### TASK DESCRIPTION
Work out how many lines include "продлением" and answer with that number only.

### GIVEN DATA
····················

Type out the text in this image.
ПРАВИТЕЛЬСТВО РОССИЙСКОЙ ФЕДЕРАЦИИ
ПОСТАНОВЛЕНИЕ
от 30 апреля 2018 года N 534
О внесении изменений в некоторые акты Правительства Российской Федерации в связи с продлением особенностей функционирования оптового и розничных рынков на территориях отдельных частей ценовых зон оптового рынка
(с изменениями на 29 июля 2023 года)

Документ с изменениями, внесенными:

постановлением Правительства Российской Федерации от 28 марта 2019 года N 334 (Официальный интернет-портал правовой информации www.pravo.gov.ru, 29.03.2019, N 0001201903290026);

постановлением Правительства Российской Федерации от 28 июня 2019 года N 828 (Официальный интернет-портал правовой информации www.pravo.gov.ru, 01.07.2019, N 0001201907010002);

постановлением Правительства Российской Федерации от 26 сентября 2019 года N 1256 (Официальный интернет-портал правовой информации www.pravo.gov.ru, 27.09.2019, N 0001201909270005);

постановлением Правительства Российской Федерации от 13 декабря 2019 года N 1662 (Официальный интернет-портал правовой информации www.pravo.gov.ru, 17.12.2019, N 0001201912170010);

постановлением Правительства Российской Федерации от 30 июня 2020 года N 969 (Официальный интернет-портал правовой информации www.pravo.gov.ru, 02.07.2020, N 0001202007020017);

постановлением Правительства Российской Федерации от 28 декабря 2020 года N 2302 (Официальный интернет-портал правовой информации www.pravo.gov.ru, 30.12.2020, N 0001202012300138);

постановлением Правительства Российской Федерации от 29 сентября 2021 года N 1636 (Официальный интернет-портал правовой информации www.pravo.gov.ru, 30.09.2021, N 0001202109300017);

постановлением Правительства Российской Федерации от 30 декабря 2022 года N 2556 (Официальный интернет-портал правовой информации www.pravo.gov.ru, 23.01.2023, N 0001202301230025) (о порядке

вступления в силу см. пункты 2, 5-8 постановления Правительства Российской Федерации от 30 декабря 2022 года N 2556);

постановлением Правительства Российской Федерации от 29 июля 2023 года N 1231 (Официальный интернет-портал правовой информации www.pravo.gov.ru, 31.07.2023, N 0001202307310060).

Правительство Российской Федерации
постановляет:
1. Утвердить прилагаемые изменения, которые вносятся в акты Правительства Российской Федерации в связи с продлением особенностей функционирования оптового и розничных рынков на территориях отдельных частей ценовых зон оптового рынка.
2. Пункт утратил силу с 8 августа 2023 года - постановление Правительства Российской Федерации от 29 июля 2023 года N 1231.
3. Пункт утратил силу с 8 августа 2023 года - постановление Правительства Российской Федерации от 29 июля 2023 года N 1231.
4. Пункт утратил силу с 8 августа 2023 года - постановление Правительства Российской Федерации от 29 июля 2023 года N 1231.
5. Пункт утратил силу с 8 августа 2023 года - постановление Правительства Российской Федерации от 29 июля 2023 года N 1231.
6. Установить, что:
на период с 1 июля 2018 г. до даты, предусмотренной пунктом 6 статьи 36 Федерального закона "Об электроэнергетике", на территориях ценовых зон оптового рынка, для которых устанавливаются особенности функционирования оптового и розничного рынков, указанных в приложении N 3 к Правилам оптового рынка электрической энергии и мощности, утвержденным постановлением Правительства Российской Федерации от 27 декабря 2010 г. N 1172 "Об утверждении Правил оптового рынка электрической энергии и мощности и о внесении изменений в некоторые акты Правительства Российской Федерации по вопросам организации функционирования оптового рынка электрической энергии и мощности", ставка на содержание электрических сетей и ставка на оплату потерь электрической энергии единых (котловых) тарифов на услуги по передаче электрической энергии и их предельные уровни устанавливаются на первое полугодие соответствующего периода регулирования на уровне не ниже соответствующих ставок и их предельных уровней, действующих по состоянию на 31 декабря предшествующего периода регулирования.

····················

### RESULT FOR THIS EXERCISE
2